Exercise: Copy every line of the entries that includes the word "Bereichen".

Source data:
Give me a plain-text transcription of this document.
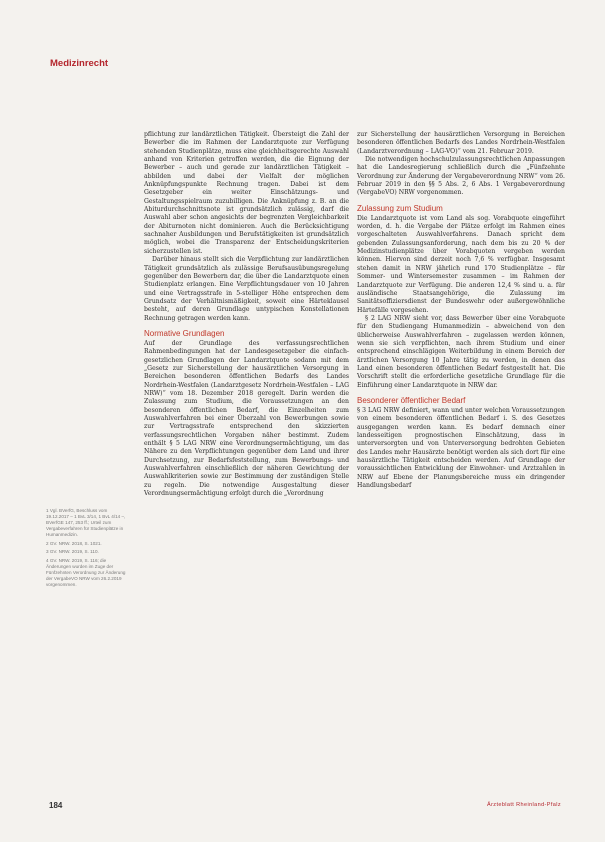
Medizinrecht

1 Vgl. BVerfG, Beschluss vom 19.12.2017 – 1 BvL 3/14, 1 BvL 4/14 –, BVerfGE 147, 253 ff.; Urteil zum Vergabeverfahren für Studienplätze in Humanmedizin.

2 GV. NRW. 2018, S. 1021.

3 GV. NRW. 2019, S. 110.

4 GV. NRW. 2019, S. 116; die Änderungen wurden im Zuge der Fünfzehnten Verordnung zur Änderung der VergabeVO NRW vom 26.2.2019 vorgenommen.

pflichtung zur landärztlichen Tätigkeit. Übersteigt die Zahl der Bewerber die im Rahmen der Landarztquote zur Verfügung stehenden Studienplätze, muss eine gleichheitsgerechte Auswahl anhand von Kriterien getroffen werden, die die Eignung der Bewerber – auch und gerade zur landärztlichen Tätigkeit – abbilden und dabei der Vielfalt der möglichen Anknüpfungspunkte Rechnung tragen. Dabei ist dem Gesetzgeber ein weiter Einschätzungs- und Gestaltungsspielraum zuzubilligen. Die Anknüpfung z. B. an die Abiturdurchschnittsnote ist grundsätzlich zulässig, darf die Auswahl aber schon angesichts der begrenzten Vergleichbarkeit der Abiturnoten nicht dominieren. Auch die Berücksichtigung sachnaher Ausbildungen und Berufstätigkeiten ist grundsätzlich möglich, wobei die Transparenz der Entscheidungskriterien sicherzustellen ist.

Darüber hinaus stellt sich die Verpflichtung zur landärztlichen Tätigkeit grundsätzlich als zulässige Berufsausübungsregelung gegenüber den Bewerbern dar, die über die Landarztquote einen Studienplatz erlangen. Eine Verpflichtungsdauer von 10 Jahren und eine Vertragsstrafe in 5-stelliger Höhe entsprechen dem Grundsatz der Verhältnismäßigkeit, soweit eine Härteklausel besteht, auf deren Grundlage untypischen Konstellationen Rechnung getragen werden kann.

Normative Grundlagen

Auf der Grundlage des verfassungsrechtlichen Rahmenbedingungen hat der Landesgesetzgeber die einfach-gesetzlichen Grundlagen der Landarztquote sodann mit dem „Gesetz zur Sicherstellung der hausärztlichen Versorgung in Bereichen besonderen öffentlichen Bedarfs des Landes Nordrhein-Westfalen (Landarztgesetz Nordrhein-Westfalen – LAG NRW)“ vom 18. Dezember 2018 geregelt. Darin werden die Zulassung zum Studium, die Voraussetzungen an den besonderen öffentlichen Bedarf, die Einzelheiten zum Auswahlverfahren bei einer Überzahl von Bewerbungen sowie zur Vertragsstrafe entsprechend den skizzierten verfassungsrechtlichen Vorgaben näher bestimmt. Zudem enthält § 5 LAG NRW eine Verordnungsermächtigung, um das Nähere zu den Verpflichtungen gegenüber dem Land und ihrer Durchsetzung, zur Bedarfsfeststellung, zum Bewerbungs- und Auswahlverfahren einschließlich der näheren Gewichtung der Auswahlkriterien sowie zur Bestimmung der zuständigen Stelle zu regeln. Die notwendige Ausgestaltung dieser Verordnungsermächtigung erfolgt durch die „Verordnung

zur Sicherstellung der hausärztlichen Versorgung in Bereichen besonderen öffentlichen Bedarfs des Landes Nordrhein-Westfalen (Landarztverordnung – LAG-VO)“ vom 21. Februar 2019.

Die notwendigen hochschulzulassungsrechtlichen Anpassungen hat die Landesregierung schließlich durch die „Fünfzehnte Verordnung zur Änderung der Vergabeverordnung NRW“ vom 26. Februar 2019 in den §§ 5 Abs. 2, 6 Abs. 1 Vergabeverordnung (VergabeVO) NRW vorgenommen.

Zulassung zum Studium

Die Landarztquote ist vom Land als sog. Vorabquote eingeführt worden, d. h. die Vergabe der Plätze erfolgt im Rahmen eines vorgeschalteten Auswahlverfahrens. Danach spricht dem gebenden Zulassungsanforderung, nach dem bis zu 20 % der Medizinstudienplätze über Vorabquoten vergeben werden können. Hiervon sind derzeit noch 7,6 % verfügbar. Insgesamt stehen damit in NRW jährlich rund 170 Studienplätze – für Sommer- und Wintersemester zusammen – im Rahmen der Landarztquote zur Verfügung. Die anderen 12,4 % sind u. a. für ausländische Staatsangehörige, die Zulassung im Sanitätsoffiziersdienst der Bundeswehr oder außergewöhnliche Härtefälle vorgesehen.

§ 2 LAG NRW sieht vor, dass Bewerber über eine Vorabquote für den Studiengang Humanmedizin – abweichend von den üblicherweise Auswahlverfahren – zugelassen werden können, wenn sie sich verpflichten, nach ihrem Studium und einer entsprechend einschlägigen Weiterbildung in einem Bereich der ärztlichen Versorgung 10 Jahre tätig zu werden, in denen das Land einen besonderen öffentlichen Bedarf festgestellt hat. Die Vorschrift stellt die erforderliche gesetzliche Grundlage für die Einführung einer Landarztquote in NRW dar.

Besonderer öffentlicher Bedarf

§ 3 LAG NRW definiert, wann und unter welchen Voraussetzungen von einem besonderen öffentlichen Bedarf i. S. des Gesetzes ausgegangen werden kann. Es bedarf demnach einer landesseitigen prognostischen Einschätzung, dass in unterversorgten und von Unterversorgung bedrohten Gebieten des Landes mehr Hausärzte benötigt werden als sich dort für eine hausärztliche Tätigkeit entscheiden werden. Auf Grundlage der voraussichtlichen Entwicklung der Einwohner- und Arztzahlen in NRW auf Ebene der Planungsbereiche muss ein dringender Handlungsbedarf

184	Ärzteblatt Rheinland-Pfalz
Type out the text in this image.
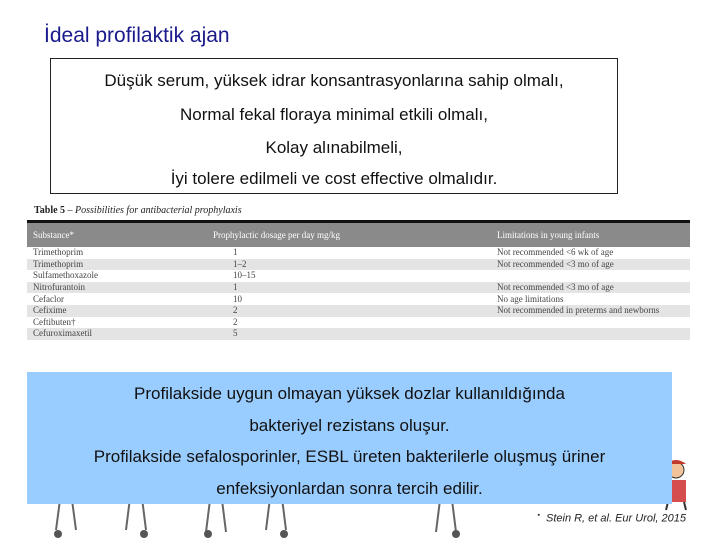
İdeal profilaktik ajan
Düşük serum, yüksek idrar konsantrasyonlarına sahip olmalı,
Normal fekal floraya minimal etkili olmalı,
Kolay alınabilmeli,
İyi tolere edilmeli ve cost effective olmalıdır.
Table 5 – Possibilities for antibacterial prophylaxis
Substance*	Prophylactic dosage per day mg/kg	Limitations in young infants
Trimethoprim	1	Not recommended <6 wk of age
Trimethoprim	1–2	Not recommended <3 mo of age
Sulfamethoxazole	10–15	
Nitrofurantoin	1	Not recommended <3 mo of age
Cefaclor	10	No age limitations
Cefixime	2	Not recommended in preterms and newborns
Ceftibuten†	2	
Cefuroximaxetil	5	
Profilakside uygun olmayan yüksek dozlar kullanıldığında
bakteriyel rezistans oluşur.
Profilakside sefalosporinler, ESBL üreten bakterilerle oluşmuş üriner
enfeksiyonlardan sonra tercih edilir.
▪ Stein R, et al. Eur Urol, 2015
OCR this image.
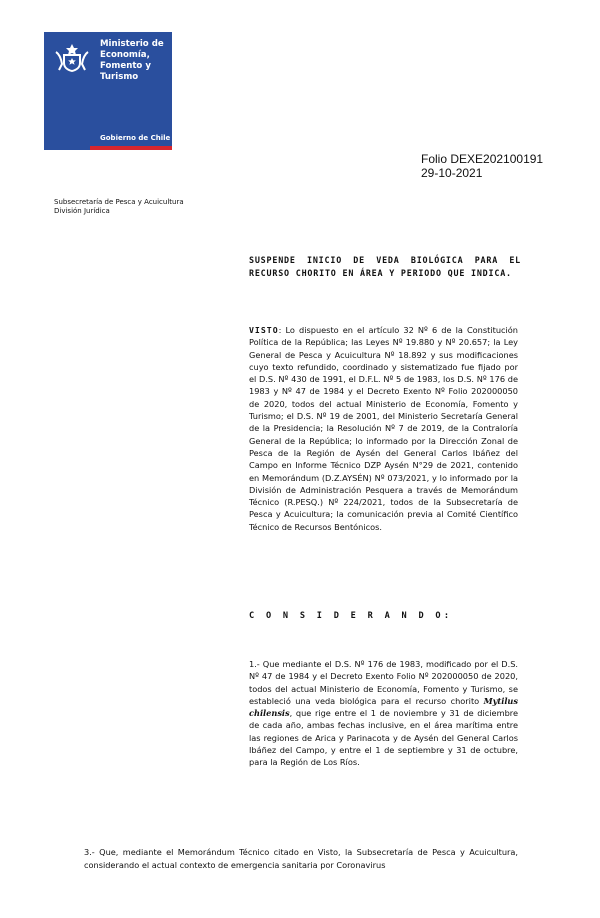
Ministerio de
Economía,
Fomento y
Turismo
Gobierno de Chile
Folio DEXE202100191
29-10-2021
Subsecretaría de Pesca y Acuicultura
División Jurídica
SUSPENDE INICIO DE VEDA BIOLÓGICA PARA EL RECURSO CHORITO EN ÁREA Y PERIODO QUE INDICA.
VISTO: Lo dispuesto en el artículo 32 Nº 6 de la Constitución Política de la República; las Leyes Nº 19.880 y Nº 20.657; la Ley General de Pesca y Acuicultura Nº 18.892 y sus modificaciones cuyo texto refundido, coordinado y sistematizado fue fijado por el D.S. Nº 430 de 1991, el D.F.L. Nº 5 de 1983, los D.S. Nº 176 de 1983 y Nº 47 de 1984 y el Decreto Exento Nº Folio 202000050 de 2020, todos del actual Ministerio de Economía, Fomento y Turismo; el D.S. Nº 19 de 2001, del Ministerio Secretaría General de la Presidencia; la Resolución Nº 7 de 2019, de la Contraloría General de la República; lo informado por la Dirección Zonal de Pesca de la Región de Aysén del General Carlos Ibáñez del Campo en Informe Técnico DZP Aysén N°29 de 2021, contenido en Memorándum (D.Z.AYSÉN) Nº 073/2021, y lo informado por la División de Administración Pesquera a través de Memorándum Técnico (R.PESQ.) Nº 224/2021, todos de la Subsecretaría de Pesca y Acuicultura; la comunicación previa al Comité Científico Técnico de Recursos Bentónicos.
C O N S I D E R A N D O:
1.- Que mediante el D.S. Nº 176 de 1983, modificado por el D.S. Nº 47 de 1984 y el Decreto Exento Folio Nº 202000050 de 2020, todos del actual Ministerio de Economía, Fomento y Turismo, se estableció una veda biológica para el recurso chorito Mytilus chilensis, que rige entre el 1 de noviembre y 31 de diciembre de cada año, ambas fechas inclusive, en el área marítima entre las regiones de Arica y Parinacota y de Aysén del General Carlos Ibáñez del Campo, y entre el 1 de septiembre y 31 de octubre, para la Región de Los Ríos.
3.- Que, mediante el Memorándum Técnico citado en Visto, la Subsecretaría de Pesca y Acuicultura, considerando el actual contexto de emergencia sanitaria por Coronavirus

Final answer:
Auf der Grundlage des verfassungsrechtlichen Rahmenbedingungen hat der Landesgesetzgeber die einfach-gesetzlichen Grundlagen der Landarztquote sodann mit dem „Gesetz zur Sicherstellung der hausärztlichen Versorgung in Bereichen besonderen öffentlichen Bedarfs des Landes Nordrhein-Westfalen (Landarztgesetz Nordrhein-Westfalen – LAG NRW)“ vom 18. Dezember 2018 geregelt. Darin werden die Zulassung zum Studium, die Voraussetzungen an den besonderen öffentlichen Bedarf, die Einzelheiten zum Auswahlverfahren bei einer Überzahl von Bewerbungen sowie zur Vertragsstrafe entsprechend den skizzierten verfassungsrechtlichen Vorgaben näher bestimmt. Zudem enthält § 5 LAG NRW eine Verordnungsermächtigung, um das Nähere zu den Verpflichtungen gegenüber dem Land und ihrer Durchsetzung, zur Bedarfsfeststellung, zum Bewerbungs- und Auswahlverfahren einschließlich der näheren Gewichtung der Auswahlkriterien sowie zur Bestimmung der zuständigen Stelle zu regeln. Die notwendige Ausgestaltung dieser Verordnungsermächtigung erfolgt durch die „Verordnung
zur Sicherstellung der hausärztlichen Versorgung in Bereichen besonderen öffentlichen Bedarfs des Landes Nordrhein-Westfalen (Landarztverordnung – LAG-VO)“ vom 21. Februar 2019.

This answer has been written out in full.